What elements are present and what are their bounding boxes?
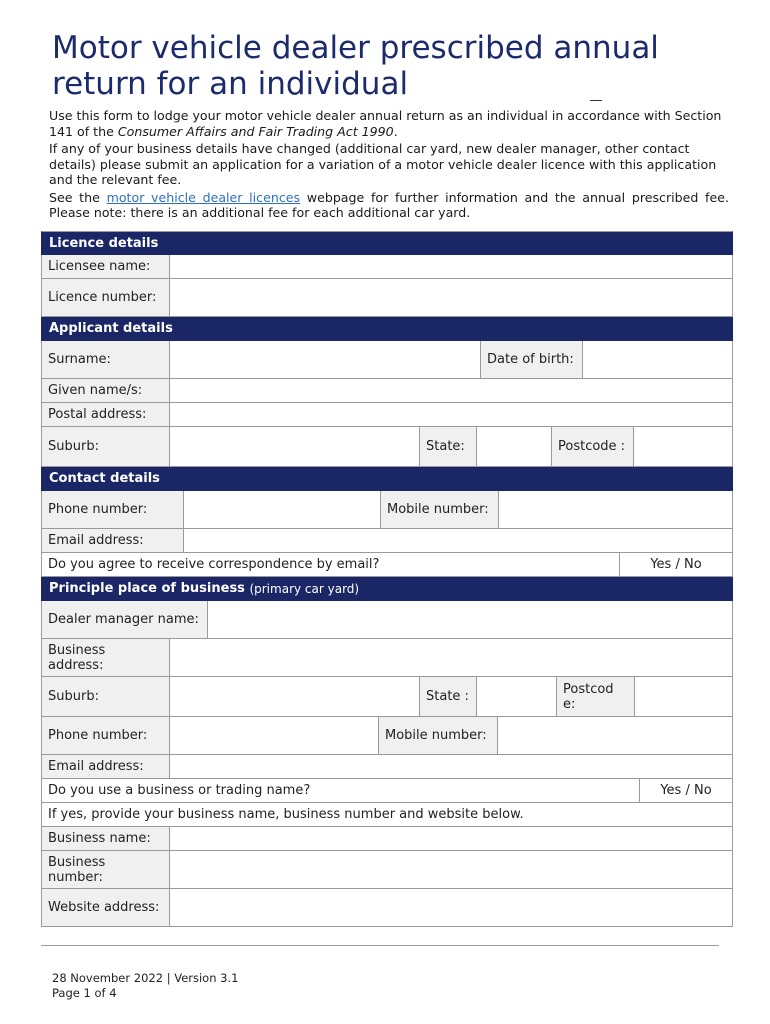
business-details-header: [41, 577, 733, 601]
section-title: Licence details: [49, 236, 159, 251]
section-title: Applicant details: [49, 321, 173, 336]
business-name-label: Business name:: [42, 827, 170, 850]
licence-details-header: [41, 231, 733, 255]
page-footer: [52, 971, 238, 1001]
website-label: Website address:: [42, 889, 170, 926]
business-number-row: [41, 851, 733, 889]
business-suburb-row: [41, 677, 733, 717]
business-address-label: Business address:: [42, 639, 170, 676]
business-phone-input[interactable]: [170, 717, 379, 754]
business-phone-label: Phone number:: [42, 717, 170, 754]
dob-label: Date of birth:: [481, 341, 583, 378]
postal-address-input[interactable]: [170, 403, 732, 426]
footer-date-version: 28 November 2022 | Version 3.1: [52, 971, 239, 985]
email-consent-yes-no[interactable]: Yes / No: [620, 553, 732, 576]
business-state-input[interactable]: [477, 677, 557, 716]
email-consent-question: Do you agree to receive correspondence by email?: [42, 553, 620, 576]
mobile-label: Mobile number:: [381, 491, 499, 528]
given-names-label: Given name/s:: [42, 379, 170, 402]
trading-name-question: Do you use a business or trading name?: [42, 779, 640, 802]
suburb-label: Suburb:: [42, 427, 170, 466]
if-yes-instruction: If yes, provide your business name, business number and website below.: [42, 803, 732, 826]
dealer-licences-link[interactable]: motor vehicle dealer licences: [106, 189, 301, 205]
given-names-row: [41, 379, 733, 403]
website-input[interactable]: [170, 889, 732, 926]
suburb-input[interactable]: [170, 427, 420, 466]
intro-p3-text: See the: [49, 189, 107, 205]
section-title: Principle place of business: [49, 581, 245, 596]
intro-paragraph-3: [49, 190, 729, 221]
business-mobile-input[interactable]: [498, 717, 732, 754]
intro-p1-end: .: [393, 123, 398, 139]
if-yes-row: [41, 803, 733, 827]
contact-email-row: [41, 529, 733, 553]
contact-phone-row: [41, 491, 733, 529]
business-suburb-label: Suburb:: [42, 677, 170, 716]
licence-number-label: Licence number:: [42, 279, 170, 316]
business-postcode-label: Postcod e:: [557, 677, 635, 716]
applicant-details-header: [41, 317, 733, 341]
business-email-label: Email address:: [42, 755, 170, 778]
business-phone-row: [41, 717, 733, 755]
trading-name-yes-no[interactable]: Yes / No: [640, 779, 732, 802]
business-name-row: [41, 827, 733, 851]
annual-return-form: [41, 231, 733, 927]
dob-input[interactable]: [583, 341, 732, 378]
business-number-label: Business number:: [42, 851, 170, 888]
business-name-input[interactable]: [170, 827, 732, 850]
intro-text: [49, 108, 729, 223]
postal-address-row: [41, 403, 733, 427]
suburb-row: [41, 427, 733, 467]
business-address-input[interactable]: [170, 639, 732, 676]
email-label: Email address:: [42, 529, 184, 552]
licensee-name-row: [41, 255, 733, 279]
intro-p1-text: Use this form to lodge your motor vehicle dealer annual return as an individual in accordance with Section 141 of the: [49, 108, 722, 139]
postal-address-label: Postal address:: [42, 403, 170, 426]
postcode-label: Postcode :: [552, 427, 634, 466]
state-input[interactable]: [477, 427, 552, 466]
business-email-row: [41, 755, 733, 779]
business-number-input[interactable]: [170, 851, 732, 888]
footer-page-number: Page 1 of 4: [52, 986, 117, 1000]
business-suburb-input[interactable]: [170, 677, 420, 716]
dealer-manager-row: [41, 601, 733, 639]
title-underscore-mark: [590, 100, 602, 101]
email-input[interactable]: [184, 529, 732, 552]
postcode-input[interactable]: [634, 427, 732, 466]
business-email-input[interactable]: [170, 755, 732, 778]
licensee-name-label: Licensee name:: [42, 255, 170, 278]
surname-input[interactable]: [170, 341, 481, 378]
trading-name-question-row: [41, 779, 733, 803]
intro-p3-end: webpage for further information and the annual prescribed fee. Please note: there is an additional fee for each additional car yard.: [49, 189, 729, 220]
business-state-label: State :: [420, 677, 477, 716]
footer-divider: [41, 945, 719, 946]
website-row: [41, 889, 733, 927]
intro-paragraph-1: [49, 108, 729, 139]
surname-label: Surname:: [42, 341, 170, 378]
section-subtitle: (primary car yard): [249, 582, 360, 596]
phone-input[interactable]: [184, 491, 381, 528]
business-postcode-input[interactable]: [635, 677, 732, 716]
email-consent-row: [41, 553, 733, 577]
phone-label: Phone number:: [42, 491, 184, 528]
given-names-input[interactable]: [170, 379, 732, 402]
business-address-row: [41, 639, 733, 677]
licence-number-input[interactable]: [170, 279, 732, 316]
page-title: Motor vehicle dealer prescribed annual return for an individual: [52, 30, 659, 102]
contact-details-header: [41, 467, 733, 491]
licence-number-row: [41, 279, 733, 317]
business-mobile-label: Mobile number:: [379, 717, 498, 754]
licensee-name-input[interactable]: [170, 255, 732, 278]
dealer-manager-label: Dealer manager name:: [42, 601, 208, 638]
act-name: Consumer Affairs and Fair Trading Act 1990: [117, 123, 394, 139]
mobile-input[interactable]: [499, 491, 732, 528]
section-title: Contact details: [49, 471, 160, 486]
state-label: State:: [420, 427, 477, 466]
surname-row: [41, 341, 733, 379]
intro-paragraph-2: If any of your business details have changed (additional car yard, new dealer manager, other contact details) please submit an application for a variation of a motor vehicle dealer licence with this application and the relevant fee.: [49, 141, 717, 187]
dealer-manager-input[interactable]: [208, 601, 732, 638]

■ ■ ■ ■ ■ ■ ■

- Task directions -
Quote the lines of the records starting with the line that contains "business-details-header: [41, 577, 733, 601]" and going on through the line that contains "business-phone-label: Phone number:: [42, 717, 170, 754]", repeating each one exactly.

- Written reply -
business-details-header: [41, 577, 733, 601]
section-title: Licence details: [49, 236, 159, 251]
section-title: Applicant details: [49, 321, 173, 336]
business-name-label: Business name:: [42, 827, 170, 850]
licence-details-header: [41, 231, 733, 255]
page-footer: [52, 971, 238, 1001]
website-label: Website address:: [42, 889, 170, 926]
business-number-row: [41, 851, 733, 889]
business-suburb-row: [41, 677, 733, 717]
business-address-label: Business address:: [42, 639, 170, 676]
business-phone-input[interactable]: [170, 717, 379, 754]
business-phone-label: Phone number:: [42, 717, 170, 754]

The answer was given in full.